Any which way you turn in Chennai today, you will hit a restaurant that belongs to Oriental Cuisines (Oriental). Over time, Oriental has gone from being a household name in Chennai to a global entity.
The man behind Oriental Cuisines and its current chairman and managing director, M. Mahadevan, was a management professor who felt he wanted to switch gears to a challenging career. And in the 1980s, he started a bakery – Hot Breads. While today bread might be common across most Indian homes, back then, the concept was met with skepticism. Over the years, those doubtful few were proven wrong by the success of Hot Breads, so much so, their stores became landmarks across Chennai.
Not content with the success of this brand, Mahadevan went on to create several others, while introducing Chennai to different international cuisines such as Tex-Mex, Spanish, Chinese and Thai. In addition to starting his own brands like Copper Chimney and Maple Leaf, he is also instrumental in bringing to Chennai several well-known names from across India. Today, his mixed bag includes names such as Benjarong, Copper Chimney, Kailash Parbat, China Town, Ente Keralam and French Loaf, to name a few.

**Records provided**
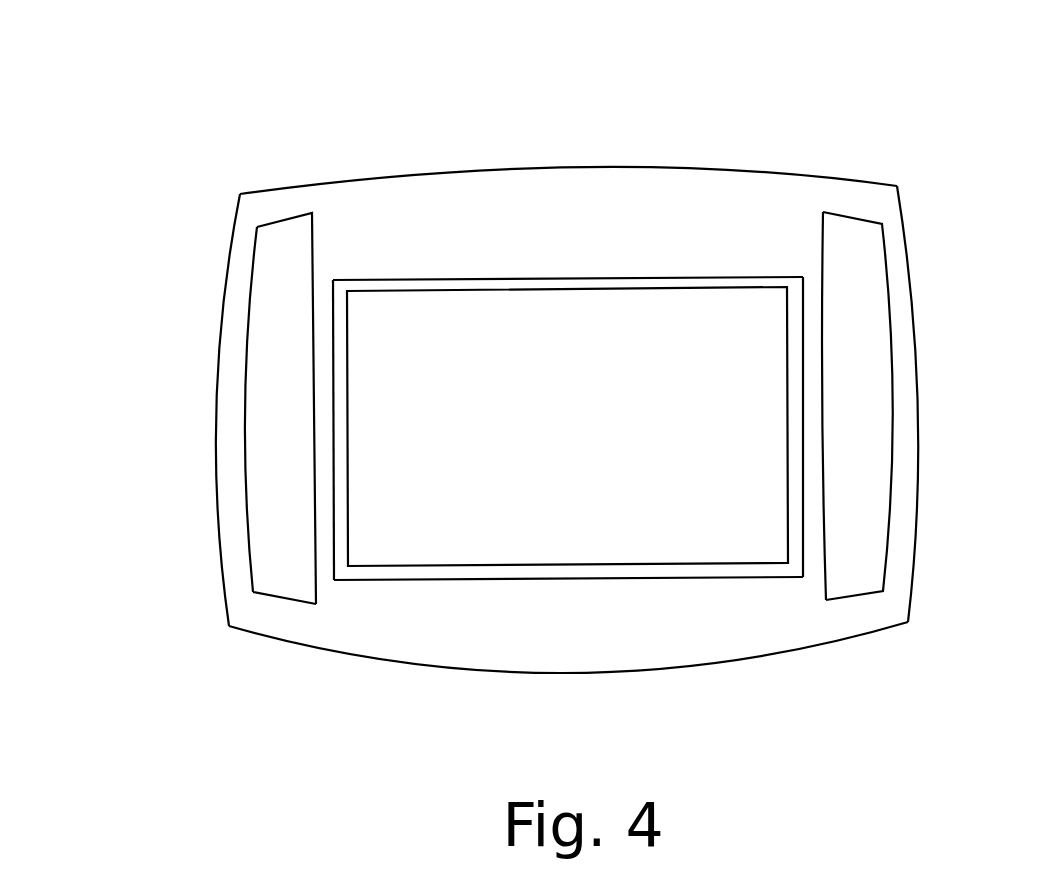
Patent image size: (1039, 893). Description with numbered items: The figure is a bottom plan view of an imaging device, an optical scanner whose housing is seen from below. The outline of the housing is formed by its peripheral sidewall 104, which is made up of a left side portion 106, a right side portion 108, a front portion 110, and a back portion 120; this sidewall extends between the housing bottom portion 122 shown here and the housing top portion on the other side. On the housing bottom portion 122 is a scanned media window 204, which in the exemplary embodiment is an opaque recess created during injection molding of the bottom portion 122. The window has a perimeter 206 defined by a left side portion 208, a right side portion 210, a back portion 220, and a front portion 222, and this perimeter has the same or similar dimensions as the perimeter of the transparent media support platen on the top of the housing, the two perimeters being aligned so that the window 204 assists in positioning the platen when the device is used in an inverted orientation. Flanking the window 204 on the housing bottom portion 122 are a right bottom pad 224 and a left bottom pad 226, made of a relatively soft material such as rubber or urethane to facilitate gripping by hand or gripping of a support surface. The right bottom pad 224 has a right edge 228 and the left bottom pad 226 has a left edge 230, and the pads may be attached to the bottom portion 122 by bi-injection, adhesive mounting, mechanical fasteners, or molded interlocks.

The peripheral sidewall 104 is at (220, 552).
The left side portion 106 is at (913, 590).
The right side portion 108 is at (220, 530).
The front portion 110 is at (622, 675).
The back portion 120 is at (588, 167).
The housing bottom portion 122 is at (667, 246).
The scanned media window 204 is at (545, 446).
The perimeter 206 is at (795, 513).
The left side portion 208 is at (797, 433).
The right side portion 210 is at (338, 408).
The back portion 220 is at (378, 280).
The front portion 222 is at (457, 572).
The right bottom pad 224 is at (273, 253).
The left bottom pad 226 is at (846, 312).
The right edge 228 is at (316, 596).
The left edge 230 is at (820, 250).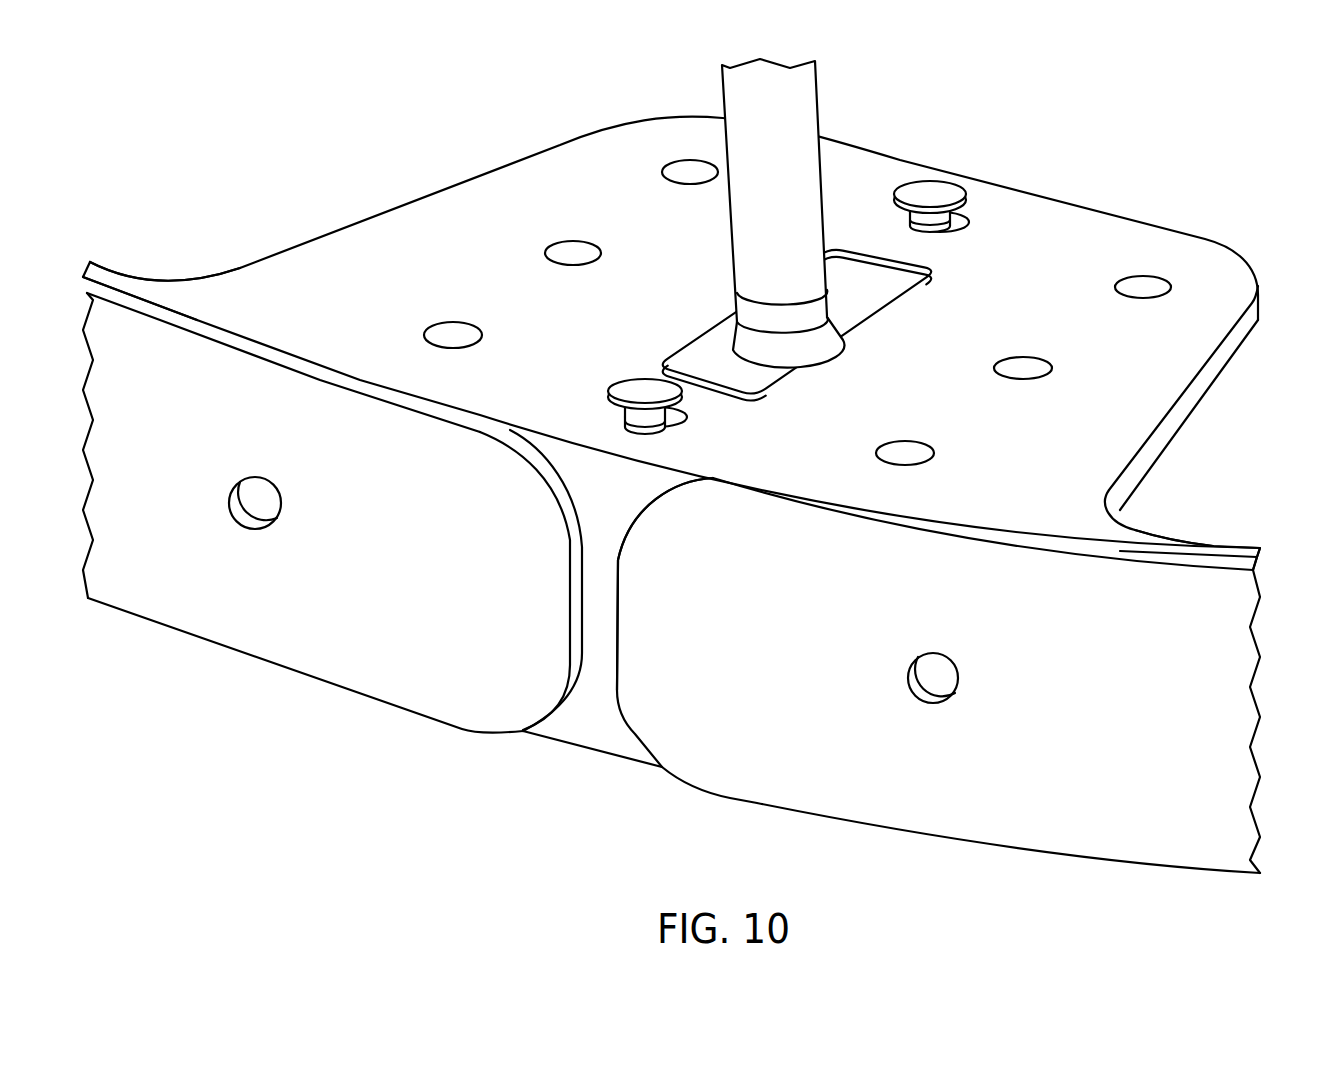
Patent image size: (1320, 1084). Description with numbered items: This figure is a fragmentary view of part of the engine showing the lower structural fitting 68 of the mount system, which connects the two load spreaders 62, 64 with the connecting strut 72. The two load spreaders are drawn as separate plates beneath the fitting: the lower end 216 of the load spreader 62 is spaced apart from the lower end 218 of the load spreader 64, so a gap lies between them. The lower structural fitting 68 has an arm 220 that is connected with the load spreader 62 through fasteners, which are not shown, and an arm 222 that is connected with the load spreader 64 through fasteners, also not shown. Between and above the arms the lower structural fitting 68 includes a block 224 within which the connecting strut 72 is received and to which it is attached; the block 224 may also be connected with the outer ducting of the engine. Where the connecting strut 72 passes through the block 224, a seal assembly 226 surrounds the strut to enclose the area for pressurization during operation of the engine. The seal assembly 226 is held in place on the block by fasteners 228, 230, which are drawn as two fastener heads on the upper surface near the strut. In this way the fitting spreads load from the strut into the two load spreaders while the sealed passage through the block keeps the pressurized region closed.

The load spreader 62 is at (433, 582).
The load spreader 64 is at (1129, 726).
The lower structural fitting 68 is at (1202, 378).
The connecting strut 72 is at (820, 85).
The lower end 216 is at (573, 620).
The lower end 218 is at (614, 647).
The arm 220 is at (147, 281).
The arm 222 is at (1222, 547).
The block 224 is at (1069, 322).
The seal assembly 226 is at (883, 298).
The fastener 228 is at (947, 189).
The fastener 230 is at (623, 387).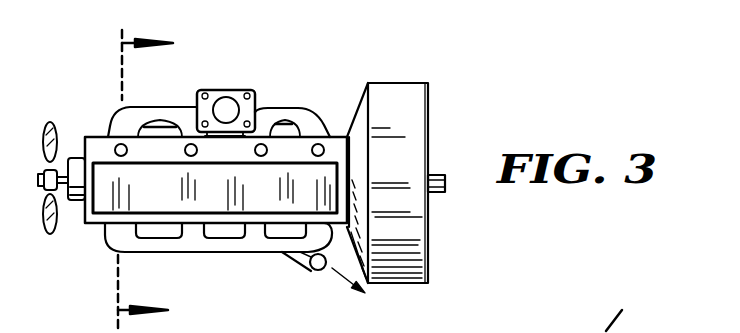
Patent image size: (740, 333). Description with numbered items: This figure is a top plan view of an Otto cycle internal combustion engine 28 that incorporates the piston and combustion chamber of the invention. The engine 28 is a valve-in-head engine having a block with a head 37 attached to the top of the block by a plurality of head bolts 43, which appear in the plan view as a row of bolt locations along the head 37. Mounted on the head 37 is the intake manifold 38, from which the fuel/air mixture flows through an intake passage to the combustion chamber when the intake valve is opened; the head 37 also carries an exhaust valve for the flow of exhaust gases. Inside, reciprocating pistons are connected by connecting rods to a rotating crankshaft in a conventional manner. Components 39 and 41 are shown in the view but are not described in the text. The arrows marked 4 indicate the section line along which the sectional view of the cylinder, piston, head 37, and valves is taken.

The internal combustion engine 28 is at (333, 61).
The head 37 is at (152, 150).
The mounting plate with bore 39 is at (228, 107).
The intake manifold 38 is at (280, 114).
The head bolts 43 is at (266, 145).
The crankcase pan 41 is at (249, 245).
The section line 4- 4 is at (128, 177).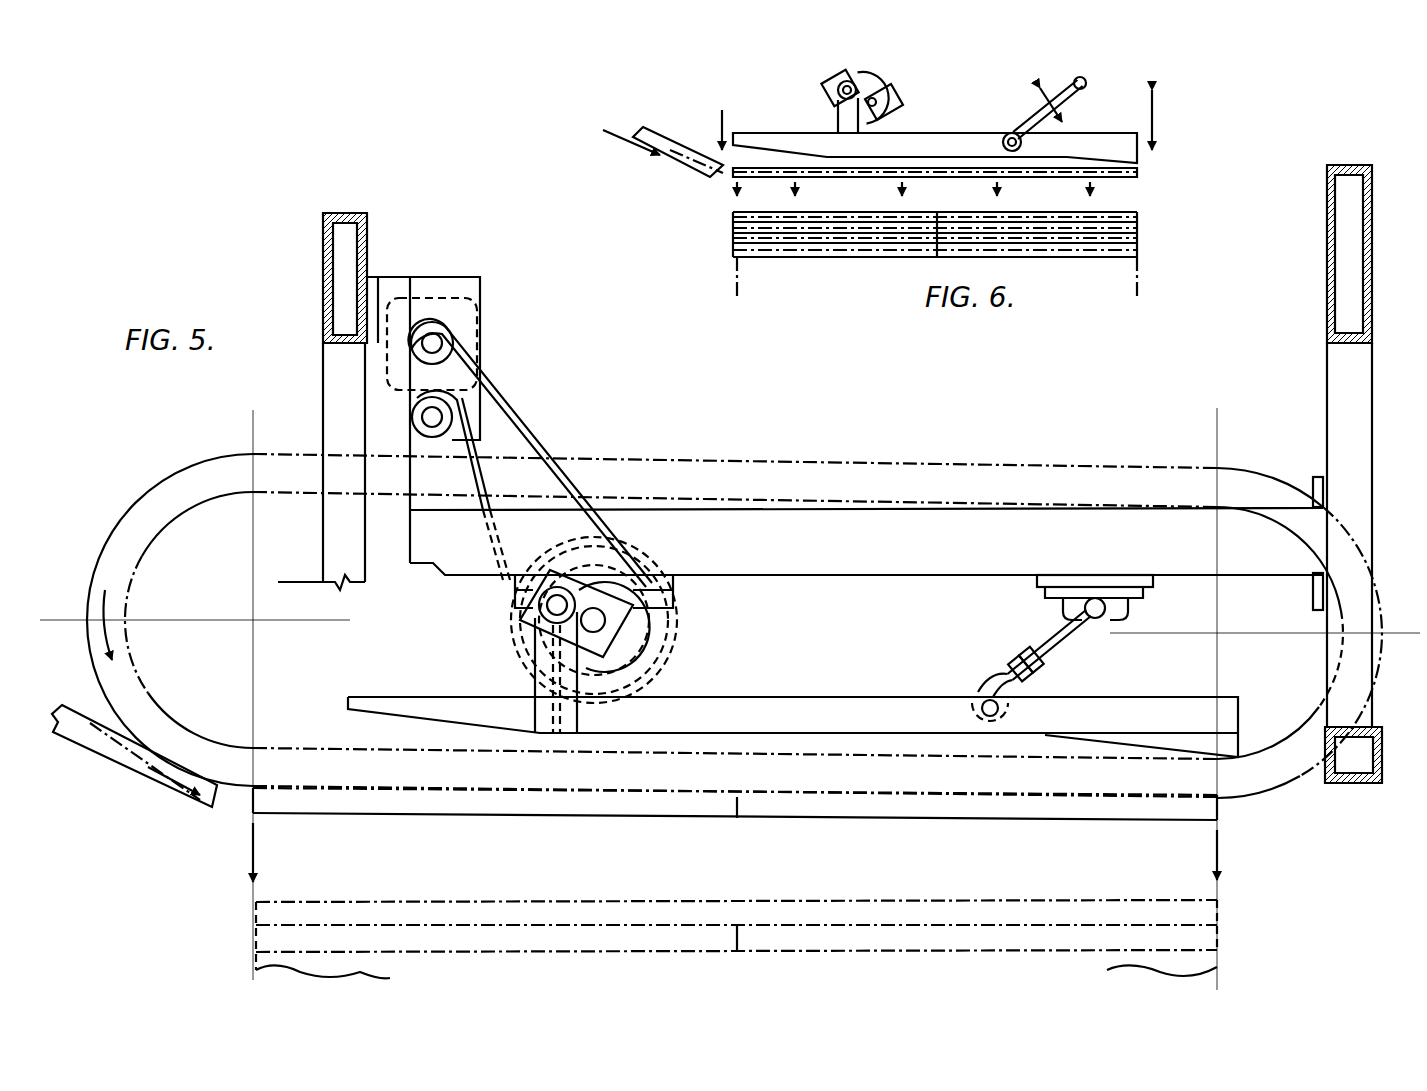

**Given problem**
In one to three sentences, explain why, according to the piece on Oriental Cuisines, M. Mahadevan moved away from his work as a management professor. The data has nothing to do with the text about Oriental Cuisines.

**Result of this exercise**
He felt he wanted to switch gears to a challenging career. That led him to start a bakery, Hot Breads, in the 1980s.